## Begin INFORMATION PROVIDED
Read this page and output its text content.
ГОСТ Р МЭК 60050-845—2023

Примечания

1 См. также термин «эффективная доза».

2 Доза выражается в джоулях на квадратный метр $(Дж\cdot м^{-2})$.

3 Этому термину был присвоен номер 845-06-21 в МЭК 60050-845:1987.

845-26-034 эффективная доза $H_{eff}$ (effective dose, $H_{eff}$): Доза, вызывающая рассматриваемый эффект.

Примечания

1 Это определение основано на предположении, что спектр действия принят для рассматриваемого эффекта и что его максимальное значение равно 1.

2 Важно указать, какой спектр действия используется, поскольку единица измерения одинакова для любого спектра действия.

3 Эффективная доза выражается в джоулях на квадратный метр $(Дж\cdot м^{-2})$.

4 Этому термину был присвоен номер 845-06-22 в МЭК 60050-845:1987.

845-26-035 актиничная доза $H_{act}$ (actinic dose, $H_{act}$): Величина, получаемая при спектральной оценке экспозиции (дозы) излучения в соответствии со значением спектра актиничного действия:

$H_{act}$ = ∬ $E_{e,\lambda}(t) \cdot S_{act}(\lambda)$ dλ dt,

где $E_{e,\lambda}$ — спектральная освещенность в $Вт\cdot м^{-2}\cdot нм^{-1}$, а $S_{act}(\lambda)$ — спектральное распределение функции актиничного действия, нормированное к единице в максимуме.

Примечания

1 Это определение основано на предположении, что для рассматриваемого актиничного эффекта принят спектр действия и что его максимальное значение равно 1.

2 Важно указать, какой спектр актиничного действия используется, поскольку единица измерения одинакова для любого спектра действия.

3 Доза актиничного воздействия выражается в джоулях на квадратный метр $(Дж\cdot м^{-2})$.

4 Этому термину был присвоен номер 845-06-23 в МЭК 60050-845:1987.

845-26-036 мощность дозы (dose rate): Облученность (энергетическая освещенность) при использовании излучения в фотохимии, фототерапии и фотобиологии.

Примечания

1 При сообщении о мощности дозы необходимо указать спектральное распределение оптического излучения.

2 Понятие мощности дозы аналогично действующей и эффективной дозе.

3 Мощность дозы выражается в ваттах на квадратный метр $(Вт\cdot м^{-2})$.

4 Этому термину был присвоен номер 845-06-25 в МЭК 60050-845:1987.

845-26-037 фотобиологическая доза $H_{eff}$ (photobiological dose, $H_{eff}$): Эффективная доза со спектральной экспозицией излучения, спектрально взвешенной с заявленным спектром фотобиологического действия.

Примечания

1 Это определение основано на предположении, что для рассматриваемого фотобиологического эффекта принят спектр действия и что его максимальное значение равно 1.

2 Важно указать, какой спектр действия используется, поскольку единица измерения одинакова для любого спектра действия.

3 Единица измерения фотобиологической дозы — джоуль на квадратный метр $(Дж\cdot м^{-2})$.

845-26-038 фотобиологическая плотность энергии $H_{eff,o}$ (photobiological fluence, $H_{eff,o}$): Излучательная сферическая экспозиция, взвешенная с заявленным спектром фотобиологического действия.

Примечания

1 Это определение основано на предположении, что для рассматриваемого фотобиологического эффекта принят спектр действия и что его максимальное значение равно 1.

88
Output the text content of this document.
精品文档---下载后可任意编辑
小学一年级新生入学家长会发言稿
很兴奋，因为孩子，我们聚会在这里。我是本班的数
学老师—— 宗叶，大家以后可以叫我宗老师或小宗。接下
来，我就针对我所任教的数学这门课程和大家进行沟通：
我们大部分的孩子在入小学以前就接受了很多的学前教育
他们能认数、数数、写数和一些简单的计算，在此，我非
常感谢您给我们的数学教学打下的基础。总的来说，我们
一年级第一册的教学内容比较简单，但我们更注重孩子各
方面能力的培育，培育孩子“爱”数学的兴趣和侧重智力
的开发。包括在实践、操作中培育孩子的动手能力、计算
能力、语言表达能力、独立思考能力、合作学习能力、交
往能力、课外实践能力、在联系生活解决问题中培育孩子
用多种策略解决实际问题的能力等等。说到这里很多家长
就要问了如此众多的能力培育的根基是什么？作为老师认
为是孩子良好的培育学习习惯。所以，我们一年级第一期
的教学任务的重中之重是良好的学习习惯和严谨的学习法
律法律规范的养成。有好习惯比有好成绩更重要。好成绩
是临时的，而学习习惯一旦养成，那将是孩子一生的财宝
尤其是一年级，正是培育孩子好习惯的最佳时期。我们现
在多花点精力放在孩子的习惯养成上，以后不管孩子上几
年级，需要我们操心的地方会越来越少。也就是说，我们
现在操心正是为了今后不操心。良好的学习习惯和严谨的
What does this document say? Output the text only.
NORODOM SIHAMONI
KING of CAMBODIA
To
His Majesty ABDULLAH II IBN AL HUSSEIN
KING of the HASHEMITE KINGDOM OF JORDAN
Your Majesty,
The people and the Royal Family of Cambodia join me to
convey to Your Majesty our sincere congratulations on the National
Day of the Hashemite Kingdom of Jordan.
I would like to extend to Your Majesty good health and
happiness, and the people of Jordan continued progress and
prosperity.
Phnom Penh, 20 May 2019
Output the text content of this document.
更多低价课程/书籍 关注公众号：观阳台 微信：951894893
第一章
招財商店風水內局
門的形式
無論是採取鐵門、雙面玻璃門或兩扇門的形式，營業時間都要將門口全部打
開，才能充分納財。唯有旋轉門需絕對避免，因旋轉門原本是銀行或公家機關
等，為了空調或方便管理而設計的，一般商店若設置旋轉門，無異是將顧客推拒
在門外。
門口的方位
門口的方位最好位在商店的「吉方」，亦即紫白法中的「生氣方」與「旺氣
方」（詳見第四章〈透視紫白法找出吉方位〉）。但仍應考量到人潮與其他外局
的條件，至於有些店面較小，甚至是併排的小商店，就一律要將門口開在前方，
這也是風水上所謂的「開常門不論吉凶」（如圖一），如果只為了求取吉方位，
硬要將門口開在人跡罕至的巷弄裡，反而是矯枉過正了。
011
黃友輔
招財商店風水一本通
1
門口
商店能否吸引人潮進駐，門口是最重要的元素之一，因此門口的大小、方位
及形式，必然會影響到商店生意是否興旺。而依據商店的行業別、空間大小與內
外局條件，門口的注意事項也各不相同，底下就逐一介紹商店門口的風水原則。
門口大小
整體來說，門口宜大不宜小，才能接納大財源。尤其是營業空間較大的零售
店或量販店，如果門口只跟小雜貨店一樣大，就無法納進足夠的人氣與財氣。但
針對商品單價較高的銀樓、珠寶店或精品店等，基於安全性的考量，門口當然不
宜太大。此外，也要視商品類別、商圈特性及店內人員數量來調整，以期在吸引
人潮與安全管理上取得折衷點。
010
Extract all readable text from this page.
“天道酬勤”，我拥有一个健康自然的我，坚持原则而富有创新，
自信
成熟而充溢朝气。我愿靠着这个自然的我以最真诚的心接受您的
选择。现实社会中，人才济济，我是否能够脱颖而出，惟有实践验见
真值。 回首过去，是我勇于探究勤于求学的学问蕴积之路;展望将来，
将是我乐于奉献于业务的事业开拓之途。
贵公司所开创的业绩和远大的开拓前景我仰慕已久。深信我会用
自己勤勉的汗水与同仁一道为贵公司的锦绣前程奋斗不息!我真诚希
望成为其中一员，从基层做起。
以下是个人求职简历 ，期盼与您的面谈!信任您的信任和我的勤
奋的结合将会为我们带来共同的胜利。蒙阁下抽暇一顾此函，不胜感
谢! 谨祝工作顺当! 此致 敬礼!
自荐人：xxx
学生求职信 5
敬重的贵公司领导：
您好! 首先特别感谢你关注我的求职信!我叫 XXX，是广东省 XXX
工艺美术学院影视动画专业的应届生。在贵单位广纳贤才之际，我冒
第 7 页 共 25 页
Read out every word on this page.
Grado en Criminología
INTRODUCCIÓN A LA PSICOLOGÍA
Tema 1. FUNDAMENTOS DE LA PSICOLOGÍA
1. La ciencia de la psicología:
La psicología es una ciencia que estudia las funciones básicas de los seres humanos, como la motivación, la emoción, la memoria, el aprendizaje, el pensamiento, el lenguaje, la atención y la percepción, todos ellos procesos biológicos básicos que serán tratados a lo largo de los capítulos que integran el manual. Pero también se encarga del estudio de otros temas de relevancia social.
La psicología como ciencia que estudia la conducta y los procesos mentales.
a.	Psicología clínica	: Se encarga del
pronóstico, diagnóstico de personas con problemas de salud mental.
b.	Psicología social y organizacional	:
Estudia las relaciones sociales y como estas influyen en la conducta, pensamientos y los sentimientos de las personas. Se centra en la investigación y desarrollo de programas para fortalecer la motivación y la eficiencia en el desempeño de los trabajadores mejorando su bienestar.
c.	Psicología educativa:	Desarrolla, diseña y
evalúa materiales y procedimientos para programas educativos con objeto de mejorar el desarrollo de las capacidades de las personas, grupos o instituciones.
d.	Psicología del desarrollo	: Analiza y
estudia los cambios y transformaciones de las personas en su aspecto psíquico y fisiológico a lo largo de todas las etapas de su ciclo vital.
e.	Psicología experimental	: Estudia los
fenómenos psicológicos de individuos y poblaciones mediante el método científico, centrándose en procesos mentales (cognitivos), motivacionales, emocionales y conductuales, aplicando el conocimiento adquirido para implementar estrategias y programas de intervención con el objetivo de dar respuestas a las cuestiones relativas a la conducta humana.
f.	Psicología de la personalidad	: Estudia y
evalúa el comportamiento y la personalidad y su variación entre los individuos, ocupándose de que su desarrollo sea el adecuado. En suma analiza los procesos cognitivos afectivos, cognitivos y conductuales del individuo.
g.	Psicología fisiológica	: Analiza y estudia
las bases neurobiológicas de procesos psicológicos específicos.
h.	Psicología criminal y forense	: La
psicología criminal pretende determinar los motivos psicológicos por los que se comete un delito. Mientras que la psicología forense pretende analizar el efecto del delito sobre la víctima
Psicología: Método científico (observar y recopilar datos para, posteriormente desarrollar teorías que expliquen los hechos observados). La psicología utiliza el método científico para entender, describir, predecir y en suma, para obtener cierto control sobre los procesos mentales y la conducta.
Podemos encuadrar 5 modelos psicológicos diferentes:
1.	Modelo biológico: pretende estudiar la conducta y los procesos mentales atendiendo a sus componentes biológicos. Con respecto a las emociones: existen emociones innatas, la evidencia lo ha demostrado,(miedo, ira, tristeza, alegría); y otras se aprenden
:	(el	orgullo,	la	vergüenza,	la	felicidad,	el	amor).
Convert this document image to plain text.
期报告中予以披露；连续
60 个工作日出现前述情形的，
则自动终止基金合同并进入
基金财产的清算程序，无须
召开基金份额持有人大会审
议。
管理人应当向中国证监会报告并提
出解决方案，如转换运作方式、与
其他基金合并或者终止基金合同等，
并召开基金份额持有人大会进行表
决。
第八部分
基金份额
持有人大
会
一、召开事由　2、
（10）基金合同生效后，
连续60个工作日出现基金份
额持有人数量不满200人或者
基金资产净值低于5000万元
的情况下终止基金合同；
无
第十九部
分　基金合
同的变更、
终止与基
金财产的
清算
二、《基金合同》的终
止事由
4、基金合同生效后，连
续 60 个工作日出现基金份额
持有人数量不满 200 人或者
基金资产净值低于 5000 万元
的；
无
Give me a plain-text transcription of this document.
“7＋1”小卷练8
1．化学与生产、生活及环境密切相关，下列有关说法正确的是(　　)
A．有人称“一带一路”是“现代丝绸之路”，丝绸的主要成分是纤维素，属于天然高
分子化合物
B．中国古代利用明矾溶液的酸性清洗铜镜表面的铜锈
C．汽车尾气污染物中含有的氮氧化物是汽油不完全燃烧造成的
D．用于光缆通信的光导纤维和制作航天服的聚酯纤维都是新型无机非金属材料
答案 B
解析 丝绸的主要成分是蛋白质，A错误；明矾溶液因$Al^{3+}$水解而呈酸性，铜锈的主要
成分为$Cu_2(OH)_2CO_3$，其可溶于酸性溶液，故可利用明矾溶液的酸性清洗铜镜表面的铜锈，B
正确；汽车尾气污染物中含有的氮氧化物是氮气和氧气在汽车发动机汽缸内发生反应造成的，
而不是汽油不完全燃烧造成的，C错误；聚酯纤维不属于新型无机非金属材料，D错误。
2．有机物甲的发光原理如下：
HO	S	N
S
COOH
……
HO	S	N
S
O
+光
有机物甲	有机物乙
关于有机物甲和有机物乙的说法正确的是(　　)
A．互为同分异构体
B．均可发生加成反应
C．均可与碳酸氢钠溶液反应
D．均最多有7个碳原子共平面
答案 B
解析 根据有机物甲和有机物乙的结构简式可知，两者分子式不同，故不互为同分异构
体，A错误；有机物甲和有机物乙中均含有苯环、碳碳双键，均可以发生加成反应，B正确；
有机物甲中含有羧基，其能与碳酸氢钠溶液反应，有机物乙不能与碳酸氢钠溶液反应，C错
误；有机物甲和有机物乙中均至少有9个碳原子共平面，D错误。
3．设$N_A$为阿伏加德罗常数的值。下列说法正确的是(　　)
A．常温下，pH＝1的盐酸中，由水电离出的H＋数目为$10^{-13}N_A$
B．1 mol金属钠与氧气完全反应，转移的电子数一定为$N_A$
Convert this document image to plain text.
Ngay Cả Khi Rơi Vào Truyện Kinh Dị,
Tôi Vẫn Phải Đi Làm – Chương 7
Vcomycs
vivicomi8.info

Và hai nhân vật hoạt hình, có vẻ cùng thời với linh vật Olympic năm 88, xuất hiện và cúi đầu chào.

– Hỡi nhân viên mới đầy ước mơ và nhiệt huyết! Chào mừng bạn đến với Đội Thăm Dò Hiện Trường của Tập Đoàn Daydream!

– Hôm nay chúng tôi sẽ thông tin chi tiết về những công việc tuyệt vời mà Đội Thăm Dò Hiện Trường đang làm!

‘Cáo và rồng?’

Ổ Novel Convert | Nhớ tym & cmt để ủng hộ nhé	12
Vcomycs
## End INFORMATION PROVIDED
TO BE DONE:
Pull out all lines in the data above that include "evalúa".

THE OUTPUT:
evalúa materiales y procedimientos para programas educativos con objeto de mejorar el desarrollo de las capacidades de las personas, grupos o instituciones.
evalúa el comportamiento y la personalidad y su variación entre los individuos, ocupándose de que su desarrollo sea el adecuado. En suma analiza los procesos cognitivos afectivos, cognitivos y conductuales del individuo.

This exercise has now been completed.